Set problem: Pick out every line with the word "xlabel" and copy it.

Data supplied:
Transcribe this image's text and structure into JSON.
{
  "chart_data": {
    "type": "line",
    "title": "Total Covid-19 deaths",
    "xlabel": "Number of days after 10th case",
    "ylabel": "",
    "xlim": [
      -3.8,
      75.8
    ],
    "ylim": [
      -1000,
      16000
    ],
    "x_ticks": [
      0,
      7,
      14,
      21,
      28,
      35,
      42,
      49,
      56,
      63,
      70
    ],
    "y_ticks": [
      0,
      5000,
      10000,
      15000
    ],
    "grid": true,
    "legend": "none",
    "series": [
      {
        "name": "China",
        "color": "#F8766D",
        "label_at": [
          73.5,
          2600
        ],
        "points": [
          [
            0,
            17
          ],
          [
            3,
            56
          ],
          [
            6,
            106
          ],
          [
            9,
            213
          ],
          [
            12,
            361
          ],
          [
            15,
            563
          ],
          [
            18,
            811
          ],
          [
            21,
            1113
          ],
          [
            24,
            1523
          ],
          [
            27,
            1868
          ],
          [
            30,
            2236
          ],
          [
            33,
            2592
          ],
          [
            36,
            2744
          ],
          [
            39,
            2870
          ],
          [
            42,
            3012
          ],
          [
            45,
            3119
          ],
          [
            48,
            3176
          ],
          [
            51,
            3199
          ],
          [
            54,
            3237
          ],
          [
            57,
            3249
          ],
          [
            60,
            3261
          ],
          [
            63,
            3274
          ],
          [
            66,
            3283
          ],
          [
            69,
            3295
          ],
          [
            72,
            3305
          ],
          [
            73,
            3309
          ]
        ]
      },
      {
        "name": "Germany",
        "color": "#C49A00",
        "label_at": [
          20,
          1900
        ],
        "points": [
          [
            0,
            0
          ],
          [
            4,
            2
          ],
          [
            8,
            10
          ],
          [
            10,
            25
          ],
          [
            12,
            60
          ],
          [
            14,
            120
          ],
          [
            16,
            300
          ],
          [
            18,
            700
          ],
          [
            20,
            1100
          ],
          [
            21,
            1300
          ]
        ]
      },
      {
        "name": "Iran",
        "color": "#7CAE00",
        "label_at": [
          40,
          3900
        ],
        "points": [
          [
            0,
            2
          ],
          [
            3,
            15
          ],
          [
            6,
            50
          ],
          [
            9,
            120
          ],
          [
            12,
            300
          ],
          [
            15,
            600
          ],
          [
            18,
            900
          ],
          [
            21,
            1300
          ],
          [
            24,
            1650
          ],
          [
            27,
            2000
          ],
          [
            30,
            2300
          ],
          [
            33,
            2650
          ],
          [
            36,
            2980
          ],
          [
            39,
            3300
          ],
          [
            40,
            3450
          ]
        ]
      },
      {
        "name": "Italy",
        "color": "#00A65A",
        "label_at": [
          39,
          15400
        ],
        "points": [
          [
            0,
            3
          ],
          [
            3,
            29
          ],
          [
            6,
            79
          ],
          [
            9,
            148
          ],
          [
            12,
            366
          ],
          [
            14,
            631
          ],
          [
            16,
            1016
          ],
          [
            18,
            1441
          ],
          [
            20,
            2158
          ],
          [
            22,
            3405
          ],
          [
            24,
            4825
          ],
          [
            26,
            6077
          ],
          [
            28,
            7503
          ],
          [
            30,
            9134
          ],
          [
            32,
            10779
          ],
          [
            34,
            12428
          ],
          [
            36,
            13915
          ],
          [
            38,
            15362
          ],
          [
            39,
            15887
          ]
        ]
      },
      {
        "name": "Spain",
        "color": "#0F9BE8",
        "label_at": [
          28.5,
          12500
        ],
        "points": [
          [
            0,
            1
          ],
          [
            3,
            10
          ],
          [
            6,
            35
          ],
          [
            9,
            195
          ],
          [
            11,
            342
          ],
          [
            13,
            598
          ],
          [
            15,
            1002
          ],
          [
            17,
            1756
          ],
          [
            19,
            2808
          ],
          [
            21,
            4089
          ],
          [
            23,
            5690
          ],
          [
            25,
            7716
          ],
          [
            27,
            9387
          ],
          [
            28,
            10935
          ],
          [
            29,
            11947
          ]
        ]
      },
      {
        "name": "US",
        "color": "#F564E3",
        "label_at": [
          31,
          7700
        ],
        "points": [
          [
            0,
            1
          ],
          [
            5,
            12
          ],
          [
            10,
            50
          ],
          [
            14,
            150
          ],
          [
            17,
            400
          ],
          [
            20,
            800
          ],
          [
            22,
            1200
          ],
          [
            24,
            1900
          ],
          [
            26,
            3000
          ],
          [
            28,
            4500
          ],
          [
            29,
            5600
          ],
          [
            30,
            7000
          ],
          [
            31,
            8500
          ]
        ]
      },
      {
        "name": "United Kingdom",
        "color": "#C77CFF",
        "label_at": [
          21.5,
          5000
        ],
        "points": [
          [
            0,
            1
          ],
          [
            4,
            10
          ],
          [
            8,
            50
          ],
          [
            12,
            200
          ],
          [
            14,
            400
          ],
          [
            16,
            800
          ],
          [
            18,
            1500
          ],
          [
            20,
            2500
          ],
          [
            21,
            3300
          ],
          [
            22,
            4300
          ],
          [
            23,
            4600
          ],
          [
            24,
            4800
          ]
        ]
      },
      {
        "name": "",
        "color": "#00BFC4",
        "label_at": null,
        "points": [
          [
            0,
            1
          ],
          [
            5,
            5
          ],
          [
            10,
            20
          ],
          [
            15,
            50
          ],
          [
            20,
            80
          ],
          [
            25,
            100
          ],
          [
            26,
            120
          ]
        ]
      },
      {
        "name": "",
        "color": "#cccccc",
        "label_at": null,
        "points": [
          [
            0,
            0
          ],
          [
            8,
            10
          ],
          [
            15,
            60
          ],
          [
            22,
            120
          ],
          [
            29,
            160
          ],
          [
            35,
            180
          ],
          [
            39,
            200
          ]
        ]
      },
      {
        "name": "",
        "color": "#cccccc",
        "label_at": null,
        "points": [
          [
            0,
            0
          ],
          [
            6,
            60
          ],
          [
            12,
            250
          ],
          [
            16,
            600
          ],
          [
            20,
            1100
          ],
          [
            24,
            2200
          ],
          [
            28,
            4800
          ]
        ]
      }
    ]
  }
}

...

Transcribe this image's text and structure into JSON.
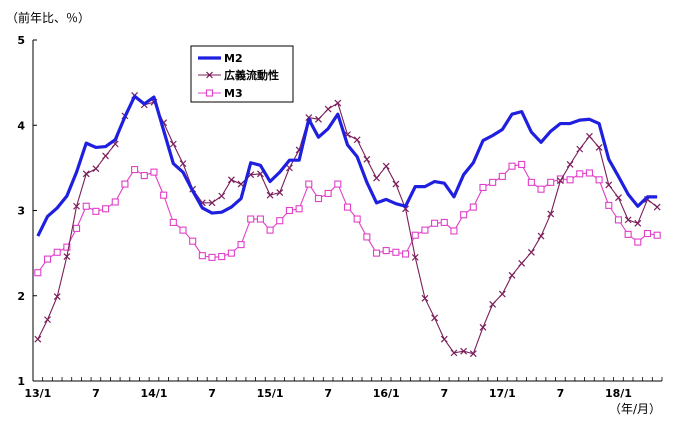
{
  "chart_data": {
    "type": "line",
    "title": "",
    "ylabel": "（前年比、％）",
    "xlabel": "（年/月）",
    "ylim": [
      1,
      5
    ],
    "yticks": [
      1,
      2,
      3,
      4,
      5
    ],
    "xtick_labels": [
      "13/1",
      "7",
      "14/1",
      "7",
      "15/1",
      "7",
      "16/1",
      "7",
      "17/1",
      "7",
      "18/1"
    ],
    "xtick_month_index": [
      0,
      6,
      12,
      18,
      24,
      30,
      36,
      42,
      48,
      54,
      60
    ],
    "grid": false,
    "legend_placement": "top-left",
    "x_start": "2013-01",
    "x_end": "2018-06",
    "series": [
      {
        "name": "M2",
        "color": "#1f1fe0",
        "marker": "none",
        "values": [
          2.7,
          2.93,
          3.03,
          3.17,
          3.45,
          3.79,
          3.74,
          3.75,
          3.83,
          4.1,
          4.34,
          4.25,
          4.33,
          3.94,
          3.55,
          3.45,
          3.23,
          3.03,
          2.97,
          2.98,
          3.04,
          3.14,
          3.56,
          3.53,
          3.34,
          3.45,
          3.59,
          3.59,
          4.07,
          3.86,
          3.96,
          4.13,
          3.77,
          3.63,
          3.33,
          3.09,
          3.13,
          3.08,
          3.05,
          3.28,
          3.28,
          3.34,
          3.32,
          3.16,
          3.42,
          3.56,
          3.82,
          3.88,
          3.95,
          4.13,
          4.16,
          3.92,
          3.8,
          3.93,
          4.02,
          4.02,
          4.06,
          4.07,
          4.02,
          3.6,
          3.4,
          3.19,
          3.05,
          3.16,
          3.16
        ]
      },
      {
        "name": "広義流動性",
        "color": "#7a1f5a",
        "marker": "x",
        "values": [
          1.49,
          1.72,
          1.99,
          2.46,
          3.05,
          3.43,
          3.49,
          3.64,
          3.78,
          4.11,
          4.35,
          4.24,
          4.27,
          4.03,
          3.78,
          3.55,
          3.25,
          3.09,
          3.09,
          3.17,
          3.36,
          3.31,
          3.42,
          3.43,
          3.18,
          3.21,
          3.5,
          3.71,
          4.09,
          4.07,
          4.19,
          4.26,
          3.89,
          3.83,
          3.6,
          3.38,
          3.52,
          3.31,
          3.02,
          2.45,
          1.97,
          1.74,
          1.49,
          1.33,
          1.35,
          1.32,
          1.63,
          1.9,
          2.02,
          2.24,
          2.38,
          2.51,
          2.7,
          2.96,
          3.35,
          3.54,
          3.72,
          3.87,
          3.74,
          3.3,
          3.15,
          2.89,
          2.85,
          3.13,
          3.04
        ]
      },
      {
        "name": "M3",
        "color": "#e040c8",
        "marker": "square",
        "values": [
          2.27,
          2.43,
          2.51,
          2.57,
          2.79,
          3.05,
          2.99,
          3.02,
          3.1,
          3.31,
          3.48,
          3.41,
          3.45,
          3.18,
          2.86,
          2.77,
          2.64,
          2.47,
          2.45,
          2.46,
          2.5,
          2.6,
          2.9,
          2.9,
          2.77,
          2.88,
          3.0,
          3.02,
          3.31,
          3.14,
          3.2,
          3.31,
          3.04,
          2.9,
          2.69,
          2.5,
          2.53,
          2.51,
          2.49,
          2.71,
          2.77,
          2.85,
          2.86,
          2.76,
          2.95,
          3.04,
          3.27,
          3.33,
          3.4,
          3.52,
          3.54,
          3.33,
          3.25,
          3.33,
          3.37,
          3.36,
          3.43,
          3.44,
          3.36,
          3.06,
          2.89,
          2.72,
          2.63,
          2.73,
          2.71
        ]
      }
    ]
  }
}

Answer to this task:
    "xlabel": "Number of days after 10th case",
    "xlabel": "（年/月）",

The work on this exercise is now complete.